*Problem requirements*. Determine the count of lines holding "Pollen" and give that count alone.

(Extracted data entries)
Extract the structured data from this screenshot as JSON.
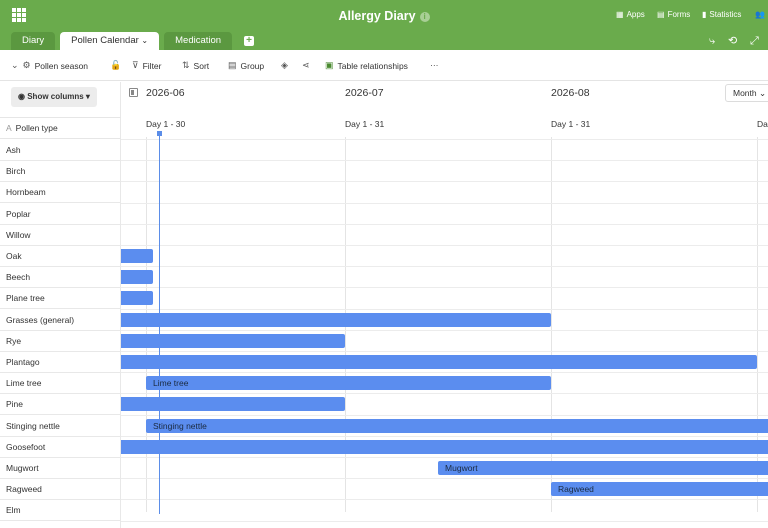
{
  "app": {
    "title": "Allergy Diary",
    "accent": "#6aab4c",
    "bar_color": "#5b8def"
  },
  "topbar_right": [
    {
      "icon": "apps-icon",
      "glyph": "▦",
      "label": "Apps"
    },
    {
      "icon": "forms-icon",
      "glyph": "▤",
      "label": "Forms"
    },
    {
      "icon": "statistics-icon",
      "glyph": "▮",
      "label": "Statistics"
    }
  ],
  "tabs": [
    {
      "label": "Diary",
      "active": false
    },
    {
      "label": "Pollen Calendar",
      "active": true,
      "caret": "⌄"
    },
    {
      "label": "Medication",
      "active": false
    }
  ],
  "toolbar": {
    "view_label": "Pollen season",
    "filter_label": "Filter",
    "sort_label": "Sort",
    "group_label": "Group",
    "table_relationships_label": "Table relationships",
    "more_label": "···"
  },
  "sidebar": {
    "show_columns_label": "Show columns",
    "column_header": "Pollen type",
    "rows": [
      "Ash",
      "Birch",
      "Hornbeam",
      "Poplar",
      "Willow",
      "Oak",
      "Beech",
      "Plane tree",
      "Grasses (general)",
      "Rye",
      "Plantago",
      "Lime tree",
      "Pine",
      "Stinging nettle",
      "Goosefoot",
      "Mugwort",
      "Ragweed",
      "Elm"
    ]
  },
  "timeline": {
    "zoom_label": "Month",
    "months": [
      {
        "label": "2026-06",
        "period": "Day 1 - 30"
      },
      {
        "label": "2026-07",
        "period": "Day 1 - 31"
      },
      {
        "label": "2026-08",
        "period": "Day 1 - 31"
      },
      {
        "label": "",
        "period": "Da"
      }
    ],
    "today": "2026-06-03"
  },
  "bars": [
    {
      "row": 5,
      "start": "2026-05-15",
      "end": "2026-06-01",
      "label": ""
    },
    {
      "row": 6,
      "start": "2026-05-15",
      "end": "2026-06-01",
      "label": ""
    },
    {
      "row": 7,
      "start": "2026-05-15",
      "end": "2026-06-01",
      "label": ""
    },
    {
      "row": 8,
      "start": "2026-05-01",
      "end": "2026-07-31",
      "label": ""
    },
    {
      "row": 9,
      "start": "2026-05-01",
      "end": "2026-06-30",
      "label": ""
    },
    {
      "row": 10,
      "start": "2026-05-01",
      "end": "2026-08-31",
      "label": ""
    },
    {
      "row": 11,
      "start": "2026-06-01",
      "end": "2026-07-31",
      "label": "Lime tree"
    },
    {
      "row": 12,
      "start": "2026-05-01",
      "end": "2026-06-30",
      "label": ""
    },
    {
      "row": 13,
      "start": "2026-06-01",
      "end": "2026-09-30",
      "label": "Stinging nettle"
    },
    {
      "row": 14,
      "start": "2026-05-01",
      "end": "2026-09-30",
      "label": ""
    },
    {
      "row": 15,
      "start": "2026-07-15",
      "end": "2026-09-30",
      "label": "Mugwort"
    },
    {
      "row": 16,
      "start": "2026-08-01",
      "end": "2026-09-30",
      "label": "Ragweed"
    }
  ]
}
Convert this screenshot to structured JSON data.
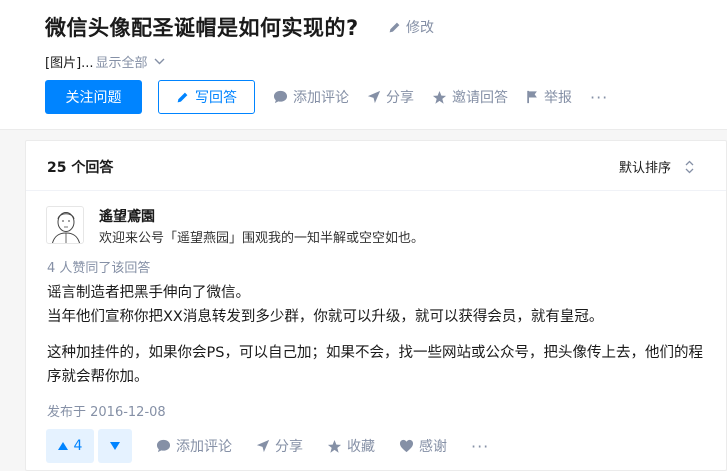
{
  "question": {
    "title": "微信头像配圣诞帽是如何实现的?",
    "edit_label": "修改",
    "detail_image": "[图片]...",
    "show_all_label": "显示全部",
    "follow_label": "关注问题",
    "write_answer_label": "写回答",
    "actions": [
      "添加评论",
      "分享",
      "邀请回答",
      "举报"
    ],
    "more_label": "···"
  },
  "answers_panel": {
    "count_label": "25 个回答",
    "sort_label": "默认排序"
  },
  "answer": {
    "author_name": "遙望鳶園",
    "author_bio": "欢迎来公号「遥望燕园」围观我的一知半解或空空如也。",
    "votes_note": "4 人赞同了该回答",
    "paragraph1_line1": "谣言制造者把黑手伸向了微信。",
    "paragraph1_line2": "当年他们宣称你把XX消息转发到多少群，你就可以升级，就可以获得会员，就有皇冠。",
    "paragraph2": "这种加挂件的，如果你会PS，可以自己加；如果不会，找一些网站或公众号，把头像传上去，他们的程序就会帮你加。",
    "published": "发布于 2016-12-08",
    "vote_count": "4",
    "actions": [
      "添加评论",
      "分享",
      "收藏",
      "感谢"
    ],
    "more_label": "···"
  },
  "colors": {
    "accent": "#0084ff",
    "muted": "#8590a6",
    "vote_bg": "#e5f2ff"
  }
}
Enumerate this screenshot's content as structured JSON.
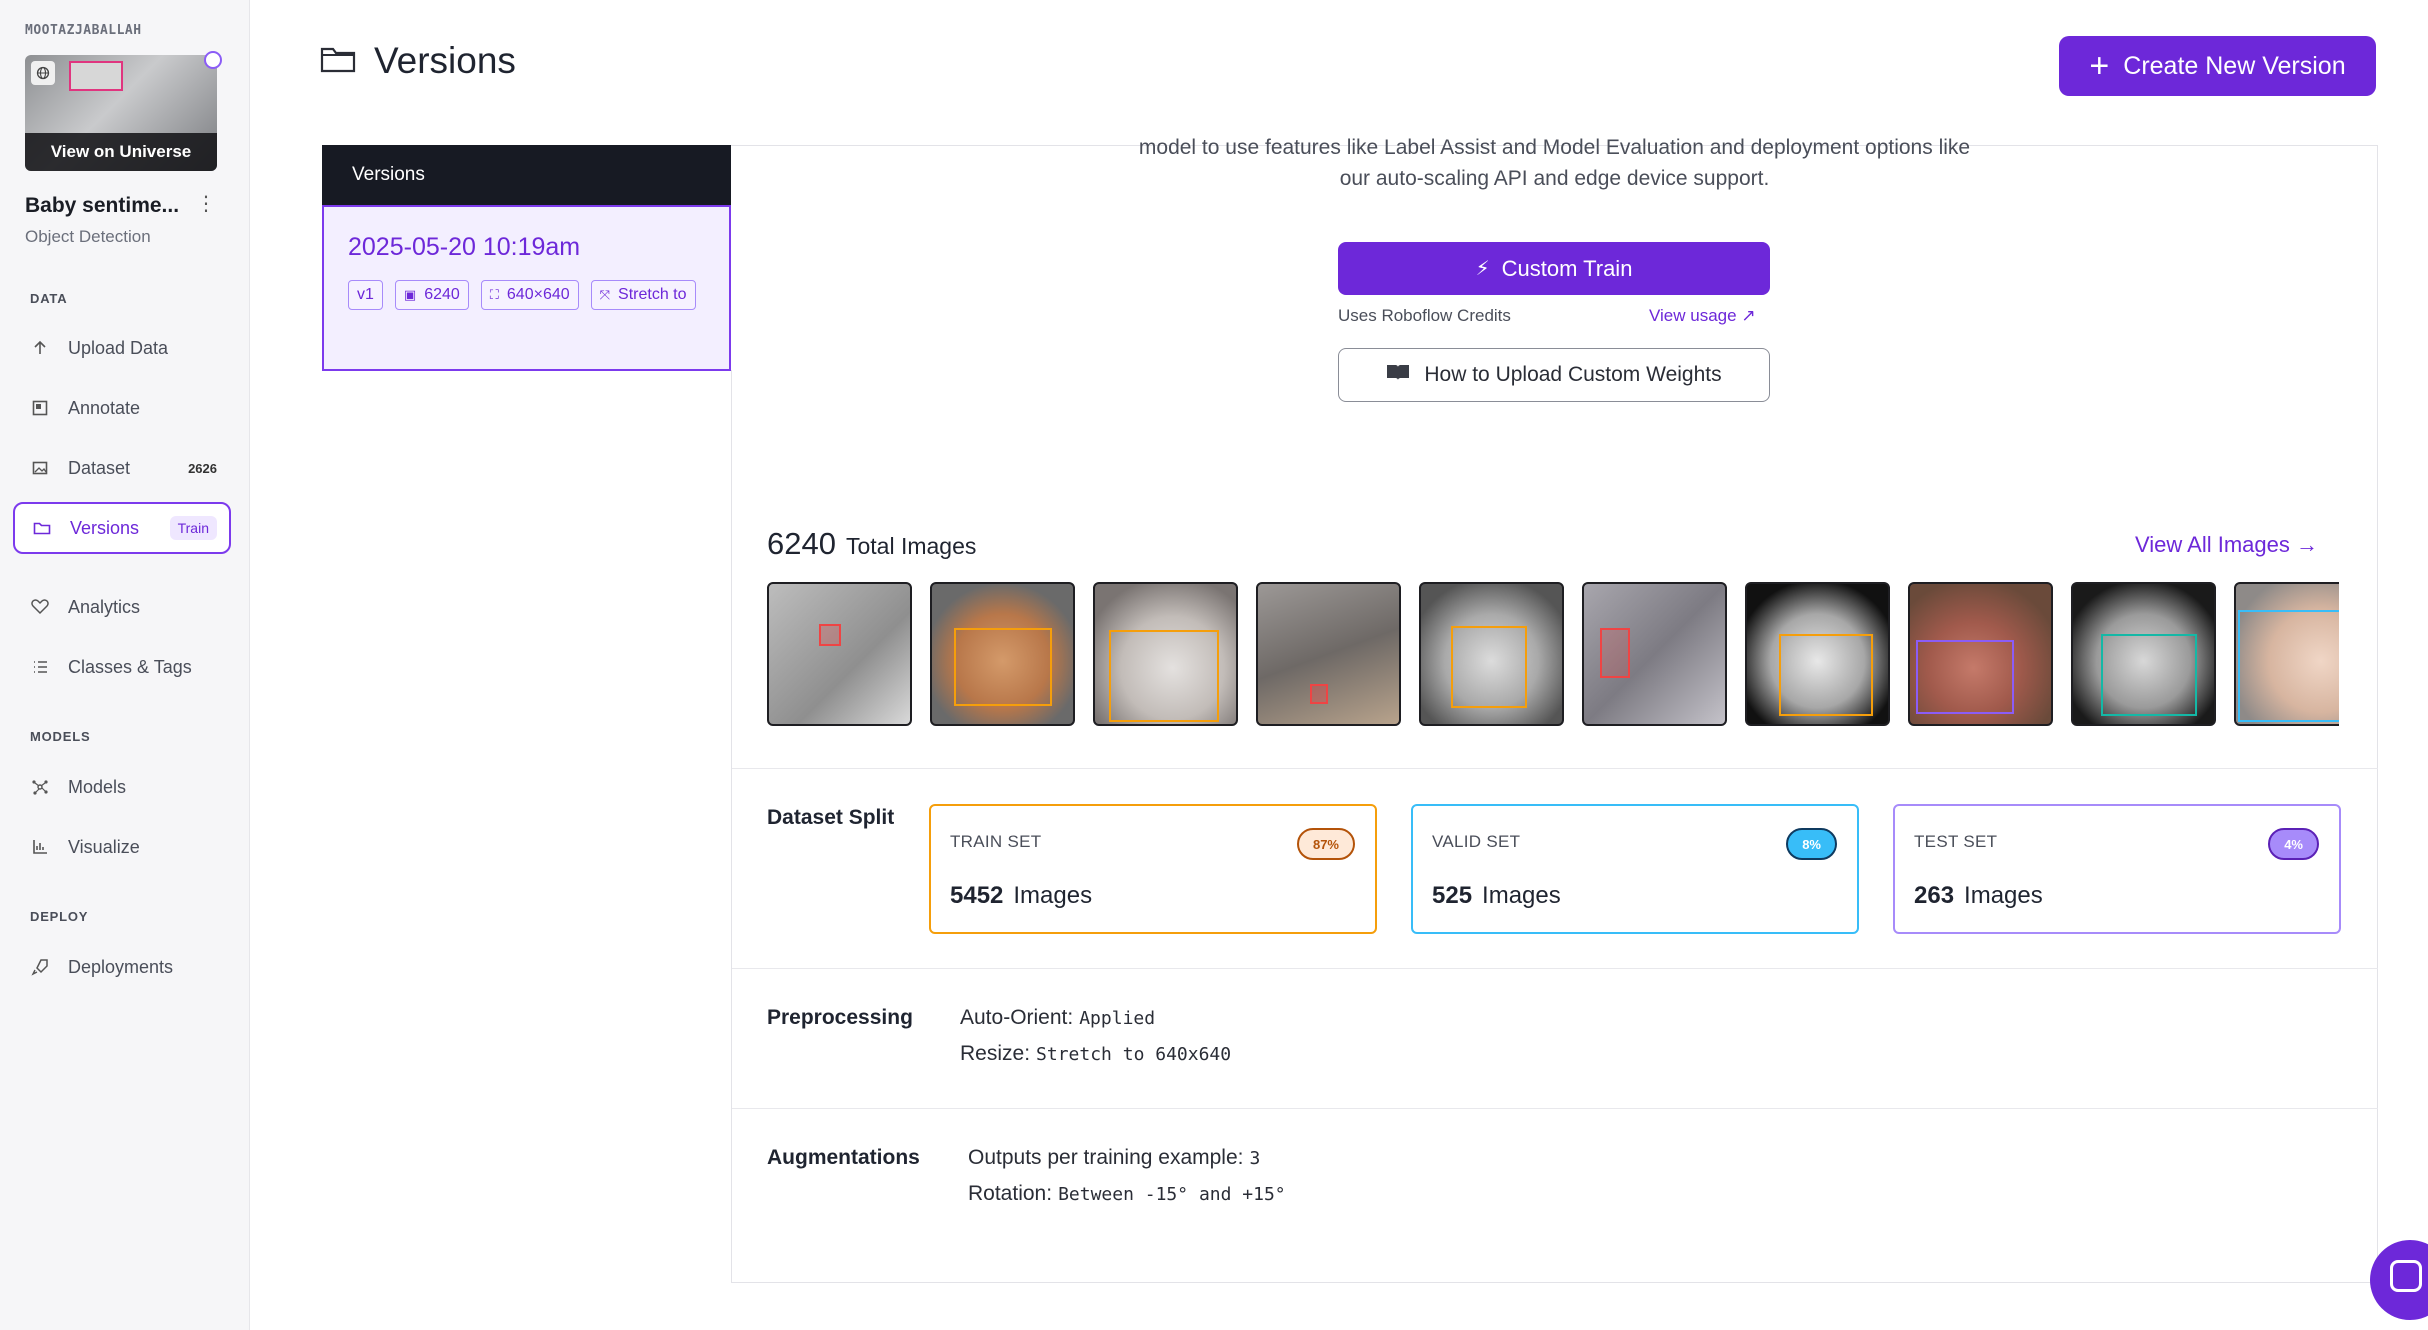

*Reply*. 3